**Exercise goal:** Retype the listing that follows, word for word.

=== Record excerpts ===

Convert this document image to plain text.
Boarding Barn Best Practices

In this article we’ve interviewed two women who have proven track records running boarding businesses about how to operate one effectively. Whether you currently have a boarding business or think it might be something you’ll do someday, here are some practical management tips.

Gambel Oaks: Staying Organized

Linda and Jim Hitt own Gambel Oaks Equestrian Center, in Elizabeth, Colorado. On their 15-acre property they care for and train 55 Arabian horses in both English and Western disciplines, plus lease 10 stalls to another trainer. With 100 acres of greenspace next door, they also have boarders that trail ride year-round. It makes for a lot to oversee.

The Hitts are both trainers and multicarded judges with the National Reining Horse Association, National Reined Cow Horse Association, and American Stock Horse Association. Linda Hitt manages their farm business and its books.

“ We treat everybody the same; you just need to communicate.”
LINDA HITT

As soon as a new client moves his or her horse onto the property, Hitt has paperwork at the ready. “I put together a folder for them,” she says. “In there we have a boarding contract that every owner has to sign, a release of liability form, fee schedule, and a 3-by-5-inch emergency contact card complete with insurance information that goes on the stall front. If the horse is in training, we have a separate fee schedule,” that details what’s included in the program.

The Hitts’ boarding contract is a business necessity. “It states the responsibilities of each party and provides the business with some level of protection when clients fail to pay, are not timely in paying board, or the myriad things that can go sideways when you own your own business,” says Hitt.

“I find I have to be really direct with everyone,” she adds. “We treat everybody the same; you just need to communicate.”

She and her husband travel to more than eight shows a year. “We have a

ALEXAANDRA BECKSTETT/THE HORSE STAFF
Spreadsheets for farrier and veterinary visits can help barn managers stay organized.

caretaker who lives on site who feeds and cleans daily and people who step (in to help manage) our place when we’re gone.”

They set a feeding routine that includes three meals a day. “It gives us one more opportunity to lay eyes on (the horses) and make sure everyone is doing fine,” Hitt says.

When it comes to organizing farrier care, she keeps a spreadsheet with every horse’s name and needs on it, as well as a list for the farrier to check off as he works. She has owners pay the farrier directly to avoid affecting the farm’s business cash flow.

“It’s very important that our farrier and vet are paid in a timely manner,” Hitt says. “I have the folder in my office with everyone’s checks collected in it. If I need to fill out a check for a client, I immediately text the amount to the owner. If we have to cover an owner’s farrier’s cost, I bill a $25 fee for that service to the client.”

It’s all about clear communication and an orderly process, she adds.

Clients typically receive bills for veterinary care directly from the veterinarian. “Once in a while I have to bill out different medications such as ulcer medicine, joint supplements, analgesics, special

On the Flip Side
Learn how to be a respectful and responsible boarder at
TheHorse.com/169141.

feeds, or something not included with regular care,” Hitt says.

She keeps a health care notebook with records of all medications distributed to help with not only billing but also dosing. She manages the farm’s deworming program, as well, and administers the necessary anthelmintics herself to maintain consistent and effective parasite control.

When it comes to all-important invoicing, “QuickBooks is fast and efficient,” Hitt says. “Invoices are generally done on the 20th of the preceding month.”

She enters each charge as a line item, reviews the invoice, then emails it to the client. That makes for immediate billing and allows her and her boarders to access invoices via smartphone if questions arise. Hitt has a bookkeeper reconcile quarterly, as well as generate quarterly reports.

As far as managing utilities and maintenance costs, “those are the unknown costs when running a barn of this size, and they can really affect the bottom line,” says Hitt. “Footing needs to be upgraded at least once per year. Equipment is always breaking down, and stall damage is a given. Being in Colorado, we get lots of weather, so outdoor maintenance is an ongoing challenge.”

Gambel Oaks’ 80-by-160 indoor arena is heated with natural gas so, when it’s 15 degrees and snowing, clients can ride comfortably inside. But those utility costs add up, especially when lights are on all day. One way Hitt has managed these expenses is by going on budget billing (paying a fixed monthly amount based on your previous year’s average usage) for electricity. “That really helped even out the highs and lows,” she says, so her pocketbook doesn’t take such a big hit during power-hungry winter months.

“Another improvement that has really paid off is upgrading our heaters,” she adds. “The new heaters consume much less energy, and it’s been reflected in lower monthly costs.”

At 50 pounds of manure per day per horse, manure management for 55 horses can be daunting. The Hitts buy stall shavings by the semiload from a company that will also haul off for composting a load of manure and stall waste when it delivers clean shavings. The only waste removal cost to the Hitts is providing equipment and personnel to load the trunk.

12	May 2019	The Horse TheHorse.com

===

**Answer:**
Convert this document image to plain text.
Boarding Barn Best Practices

In this article we’ve interviewed two women who have proven track records running boarding businesses about how to operate one effectively. Whether you currently have a boarding business or think it might be something you’ll do someday, here are some practical management tips.

Gambel Oaks: Staying Organized

Linda and Jim Hitt own Gambel Oaks Equestrian Center, in Elizabeth, Colorado. On their 15-acre property they care for and train 55 Arabian horses in both English and Western disciplines, plus lease 10 stalls to another trainer. With 100 acres of greenspace next door, they also have boarders that trail ride year-round. It makes for a lot to oversee.

The Hitts are both trainers and multicarded judges with the National Reining Horse Association, National Reined Cow Horse Association, and American Stock Horse Association. Linda Hitt manages their farm business and its books.

“ We treat everybody the same; you just need to communicate.”
LINDA HITT

As soon as a new client moves his or her horse onto the property, Hitt has paperwork at the ready. “I put together a folder for them,” she says. “In there we have a boarding contract that every owner has to sign, a release of liability form, fee schedule, and a 3-by-5-inch emergency contact card complete with insurance information that goes on the stall front. If the horse is in training, we have a separate fee schedule,” that details what’s included in the program.

The Hitts’ boarding contract is a business necessity. “It states the responsibilities of each party and provides the business with some level of protection when clients fail to pay, are not timely in paying board, or the myriad things that can go sideways when you own your own business,” says Hitt.

“I find I have to be really direct with everyone,” she adds. “We treat everybody the same; you just need to communicate.”

She and her husband travel to more than eight shows a year. “We have a

ALEXAANDRA BECKSTETT/THE HORSE STAFF
Spreadsheets for farrier and veterinary visits can help barn managers stay organized.

caretaker who lives on site who feeds and cleans daily and people who step (in to help manage) our place when we’re gone.”

They set a feeding routine that includes three meals a day. “It gives us one more opportunity to lay eyes on (the horses) and make sure everyone is doing fine,” Hitt says.

When it comes to organizing farrier care, she keeps a spreadsheet with every horse’s name and needs on it, as well as a list for the farrier to check off as he works. She has owners pay the farrier directly to avoid affecting the farm’s business cash flow.

“It’s very important that our farrier and vet are paid in a timely manner,” Hitt says. “I have the folder in my office with everyone’s checks collected in it. If I need to fill out a check for a client, I immediately text the amount to the owner. If we have to cover an owner’s farrier’s cost, I bill a $25 fee for that service to the client.”

It’s all about clear communication and an orderly process, she adds.

Clients typically receive bills for veterinary care directly from the veterinarian. “Once in a while I have to bill out different medications such as ulcer medicine, joint supplements, analgesics, special

On the Flip Side
Learn how to be a respectful and responsible boarder at
TheHorse.com/169141.

feeds, or something not included with regular care,” Hitt says.

She keeps a health care notebook with records of all medications distributed to help with not only billing but also dosing. She manages the farm’s deworming program, as well, and administers the necessary anthelmintics herself to maintain consistent and effective parasite control.

When it comes to all-important invoicing, “QuickBooks is fast and efficient,” Hitt says. “Invoices are generally done on the 20th of the preceding month.”

She enters each charge as a line item, reviews the invoice, then emails it to the client. That makes for immediate billing and allows her and her boarders to access invoices via smartphone if questions arise. Hitt has a bookkeeper reconcile quarterly, as well as generate quarterly reports.

As far as managing utilities and maintenance costs, “those are the unknown costs when running a barn of this size, and they can really affect the bottom line,” says Hitt. “Footing needs to be upgraded at least once per year. Equipment is always breaking down, and stall damage is a given. Being in Colorado, we get lots of weather, so outdoor maintenance is an ongoing challenge.”

Gambel Oaks’ 80-by-160 indoor arena is heated with natural gas so, when it’s 15 degrees and snowing, clients can ride comfortably inside. But those utility costs add up, especially when lights are on all day. One way Hitt has managed these expenses is by going on budget billing (paying a fixed monthly amount based on your previous year’s average usage) for electricity. “That really helped even out the highs and lows,” she says, so her pocketbook doesn’t take such a big hit during power-hungry winter months.

“Another improvement that has really paid off is upgrading our heaters,” she adds. “The new heaters consume much less energy, and it’s been reflected in lower monthly costs.”

At 50 pounds of manure per day per horse, manure management for 55 horses can be daunting. The Hitts buy stall shavings by the semiload from a company that will also haul off for composting a load of manure and stall waste when it delivers clean shavings. The only waste removal cost to the Hitts is providing equipment and personnel to load the trunk.

12	May 2019	The Horse TheHorse.com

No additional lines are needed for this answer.